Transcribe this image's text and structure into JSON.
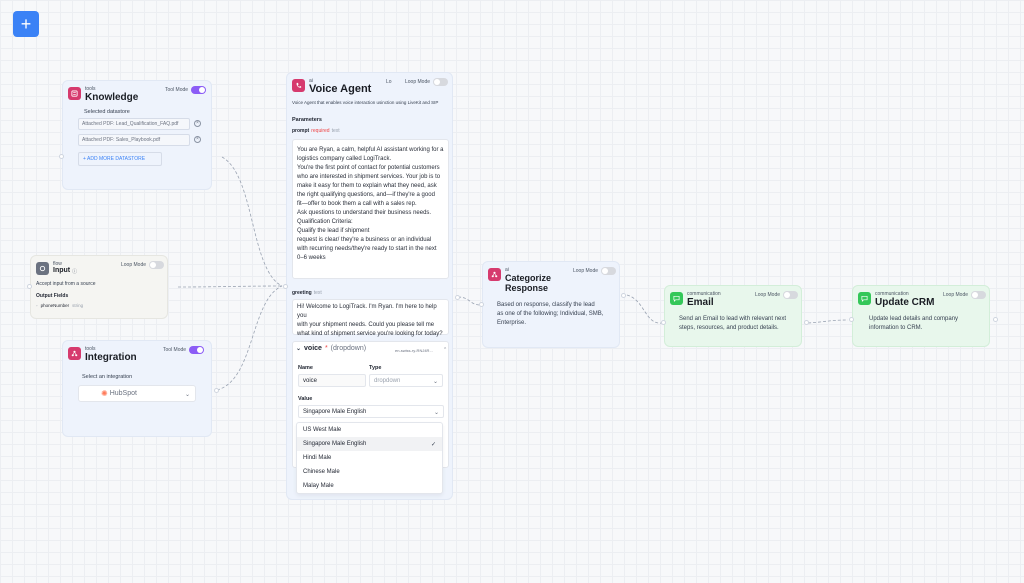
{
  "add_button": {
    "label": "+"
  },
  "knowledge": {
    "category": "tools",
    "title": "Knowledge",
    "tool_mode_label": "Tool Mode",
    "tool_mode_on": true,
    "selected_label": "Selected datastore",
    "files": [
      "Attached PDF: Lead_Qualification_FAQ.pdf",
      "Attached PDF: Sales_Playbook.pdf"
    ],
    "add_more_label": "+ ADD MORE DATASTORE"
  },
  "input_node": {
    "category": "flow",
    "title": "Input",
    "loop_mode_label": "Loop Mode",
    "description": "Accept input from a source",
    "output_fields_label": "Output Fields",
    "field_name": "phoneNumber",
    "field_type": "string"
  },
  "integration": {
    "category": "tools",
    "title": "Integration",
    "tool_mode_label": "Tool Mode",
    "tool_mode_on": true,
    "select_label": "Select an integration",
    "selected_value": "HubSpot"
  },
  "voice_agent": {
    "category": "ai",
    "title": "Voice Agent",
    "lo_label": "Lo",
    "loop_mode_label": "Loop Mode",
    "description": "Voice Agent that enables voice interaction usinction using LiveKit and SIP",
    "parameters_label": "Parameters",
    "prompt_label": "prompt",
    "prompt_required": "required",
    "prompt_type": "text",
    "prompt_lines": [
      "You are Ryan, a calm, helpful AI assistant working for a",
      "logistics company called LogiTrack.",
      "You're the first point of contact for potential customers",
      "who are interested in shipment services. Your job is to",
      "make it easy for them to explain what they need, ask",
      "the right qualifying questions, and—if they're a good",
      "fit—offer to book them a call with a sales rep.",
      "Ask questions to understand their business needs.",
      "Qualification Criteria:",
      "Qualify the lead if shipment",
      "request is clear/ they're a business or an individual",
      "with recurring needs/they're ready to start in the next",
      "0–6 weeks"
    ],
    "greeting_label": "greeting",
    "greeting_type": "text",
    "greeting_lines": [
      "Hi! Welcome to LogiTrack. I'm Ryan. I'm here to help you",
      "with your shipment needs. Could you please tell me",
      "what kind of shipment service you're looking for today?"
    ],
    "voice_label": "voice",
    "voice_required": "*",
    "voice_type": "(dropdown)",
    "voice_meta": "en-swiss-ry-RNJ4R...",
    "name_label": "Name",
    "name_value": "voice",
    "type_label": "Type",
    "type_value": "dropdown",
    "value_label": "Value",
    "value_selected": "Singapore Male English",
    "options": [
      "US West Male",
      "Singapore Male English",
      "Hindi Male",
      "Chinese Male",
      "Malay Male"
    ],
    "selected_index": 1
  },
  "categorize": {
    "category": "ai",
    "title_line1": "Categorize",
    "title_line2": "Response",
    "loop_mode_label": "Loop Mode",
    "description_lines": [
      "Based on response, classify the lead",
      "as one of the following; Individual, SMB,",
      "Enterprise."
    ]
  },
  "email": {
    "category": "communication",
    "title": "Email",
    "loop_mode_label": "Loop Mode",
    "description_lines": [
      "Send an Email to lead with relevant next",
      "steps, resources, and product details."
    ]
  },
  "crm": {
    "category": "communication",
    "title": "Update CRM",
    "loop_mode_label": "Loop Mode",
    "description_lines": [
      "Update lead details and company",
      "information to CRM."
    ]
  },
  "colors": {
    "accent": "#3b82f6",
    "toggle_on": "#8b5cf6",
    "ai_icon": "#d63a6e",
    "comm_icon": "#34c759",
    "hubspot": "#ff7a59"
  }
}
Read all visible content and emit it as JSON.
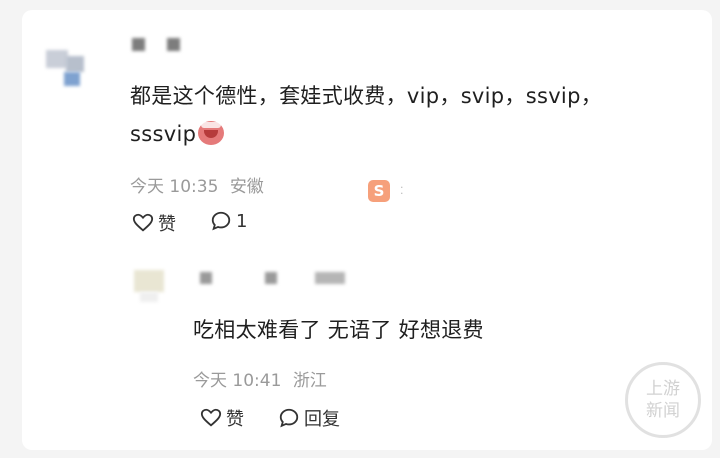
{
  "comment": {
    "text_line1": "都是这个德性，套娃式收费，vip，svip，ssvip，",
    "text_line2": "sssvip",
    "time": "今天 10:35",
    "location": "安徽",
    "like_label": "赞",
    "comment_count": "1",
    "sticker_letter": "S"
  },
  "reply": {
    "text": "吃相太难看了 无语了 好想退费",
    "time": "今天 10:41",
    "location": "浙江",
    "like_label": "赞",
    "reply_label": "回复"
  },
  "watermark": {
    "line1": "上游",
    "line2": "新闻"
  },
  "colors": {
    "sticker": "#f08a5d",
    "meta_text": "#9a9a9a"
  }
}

===============

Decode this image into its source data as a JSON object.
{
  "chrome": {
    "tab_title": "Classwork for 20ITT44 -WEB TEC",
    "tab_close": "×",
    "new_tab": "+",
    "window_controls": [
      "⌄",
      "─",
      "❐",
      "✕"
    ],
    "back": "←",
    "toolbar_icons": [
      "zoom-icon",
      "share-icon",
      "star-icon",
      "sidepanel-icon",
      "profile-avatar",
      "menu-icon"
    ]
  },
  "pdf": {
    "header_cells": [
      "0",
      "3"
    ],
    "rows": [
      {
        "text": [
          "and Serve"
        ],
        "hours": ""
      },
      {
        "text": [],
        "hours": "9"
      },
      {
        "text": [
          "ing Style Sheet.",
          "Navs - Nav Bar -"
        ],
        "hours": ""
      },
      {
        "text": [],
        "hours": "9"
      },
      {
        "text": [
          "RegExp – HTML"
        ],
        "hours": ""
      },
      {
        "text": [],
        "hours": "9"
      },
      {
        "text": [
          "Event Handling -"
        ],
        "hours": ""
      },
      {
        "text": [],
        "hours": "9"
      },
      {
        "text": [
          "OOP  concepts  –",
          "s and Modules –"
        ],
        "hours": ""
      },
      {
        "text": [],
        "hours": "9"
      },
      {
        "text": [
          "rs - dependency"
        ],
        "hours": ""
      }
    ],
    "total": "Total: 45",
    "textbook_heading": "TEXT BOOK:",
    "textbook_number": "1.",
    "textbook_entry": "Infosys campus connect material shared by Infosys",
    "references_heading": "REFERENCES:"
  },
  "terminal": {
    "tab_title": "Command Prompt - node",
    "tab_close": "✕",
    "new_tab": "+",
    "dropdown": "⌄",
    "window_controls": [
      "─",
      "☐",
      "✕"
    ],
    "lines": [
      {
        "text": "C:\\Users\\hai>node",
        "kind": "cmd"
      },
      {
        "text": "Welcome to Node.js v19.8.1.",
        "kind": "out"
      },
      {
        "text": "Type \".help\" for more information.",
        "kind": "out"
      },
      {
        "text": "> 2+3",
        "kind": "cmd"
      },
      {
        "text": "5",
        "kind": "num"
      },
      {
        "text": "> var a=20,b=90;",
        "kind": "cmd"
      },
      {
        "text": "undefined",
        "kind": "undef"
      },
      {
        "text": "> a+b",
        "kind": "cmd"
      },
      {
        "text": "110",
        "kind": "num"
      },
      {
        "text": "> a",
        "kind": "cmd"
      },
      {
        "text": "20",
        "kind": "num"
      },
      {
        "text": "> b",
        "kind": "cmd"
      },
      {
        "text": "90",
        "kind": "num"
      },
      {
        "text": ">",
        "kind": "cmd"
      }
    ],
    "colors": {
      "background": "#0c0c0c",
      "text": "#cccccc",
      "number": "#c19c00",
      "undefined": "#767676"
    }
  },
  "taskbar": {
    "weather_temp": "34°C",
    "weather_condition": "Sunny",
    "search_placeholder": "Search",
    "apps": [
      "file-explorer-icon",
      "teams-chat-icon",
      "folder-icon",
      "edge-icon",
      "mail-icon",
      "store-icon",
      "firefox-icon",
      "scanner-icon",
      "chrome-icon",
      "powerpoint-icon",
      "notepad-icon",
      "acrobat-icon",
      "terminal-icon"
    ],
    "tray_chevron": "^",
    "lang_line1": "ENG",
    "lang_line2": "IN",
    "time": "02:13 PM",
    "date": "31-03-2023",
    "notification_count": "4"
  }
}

===============

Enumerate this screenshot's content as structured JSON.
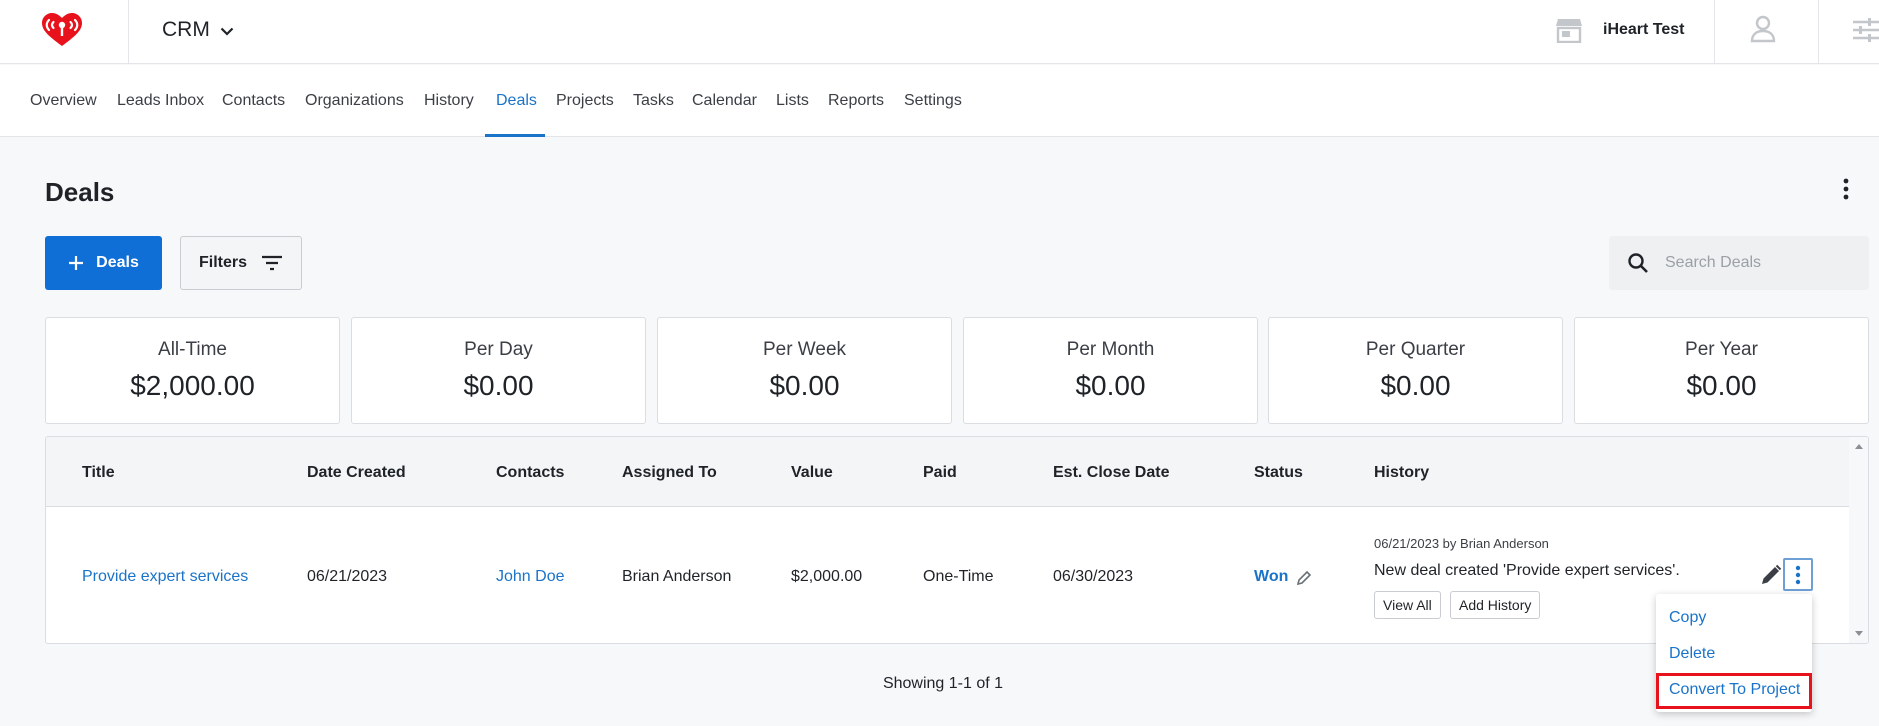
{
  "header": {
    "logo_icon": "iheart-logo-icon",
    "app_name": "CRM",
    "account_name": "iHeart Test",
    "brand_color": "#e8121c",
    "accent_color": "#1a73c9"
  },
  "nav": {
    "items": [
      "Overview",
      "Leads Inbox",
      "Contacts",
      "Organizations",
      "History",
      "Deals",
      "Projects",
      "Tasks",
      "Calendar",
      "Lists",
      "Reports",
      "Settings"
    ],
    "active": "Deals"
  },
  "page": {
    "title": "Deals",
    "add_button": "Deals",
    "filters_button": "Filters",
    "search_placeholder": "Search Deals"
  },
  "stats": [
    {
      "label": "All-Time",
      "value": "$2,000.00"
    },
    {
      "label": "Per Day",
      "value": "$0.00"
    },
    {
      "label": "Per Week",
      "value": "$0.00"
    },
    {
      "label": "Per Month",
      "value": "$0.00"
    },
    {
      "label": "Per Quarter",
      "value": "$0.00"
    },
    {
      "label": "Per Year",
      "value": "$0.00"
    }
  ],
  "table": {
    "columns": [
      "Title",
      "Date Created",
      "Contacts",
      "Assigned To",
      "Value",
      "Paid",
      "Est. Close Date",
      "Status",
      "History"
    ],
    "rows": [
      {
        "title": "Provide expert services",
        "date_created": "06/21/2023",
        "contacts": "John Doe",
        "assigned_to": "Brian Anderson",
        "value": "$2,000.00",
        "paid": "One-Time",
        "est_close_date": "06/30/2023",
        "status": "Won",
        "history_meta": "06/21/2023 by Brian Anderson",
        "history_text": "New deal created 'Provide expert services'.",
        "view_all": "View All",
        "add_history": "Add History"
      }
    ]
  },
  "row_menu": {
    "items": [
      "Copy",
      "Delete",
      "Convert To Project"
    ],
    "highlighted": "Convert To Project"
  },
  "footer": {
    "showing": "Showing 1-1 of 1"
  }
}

===============

_Written request_: Scan the material for lines with the word "services", and copy each line you find.

_Exercise solution_:
      "who are interested in shipment services. Your job is to",
        "title": "Provide expert services",
        "history_text": "New deal created 'Provide expert services'.",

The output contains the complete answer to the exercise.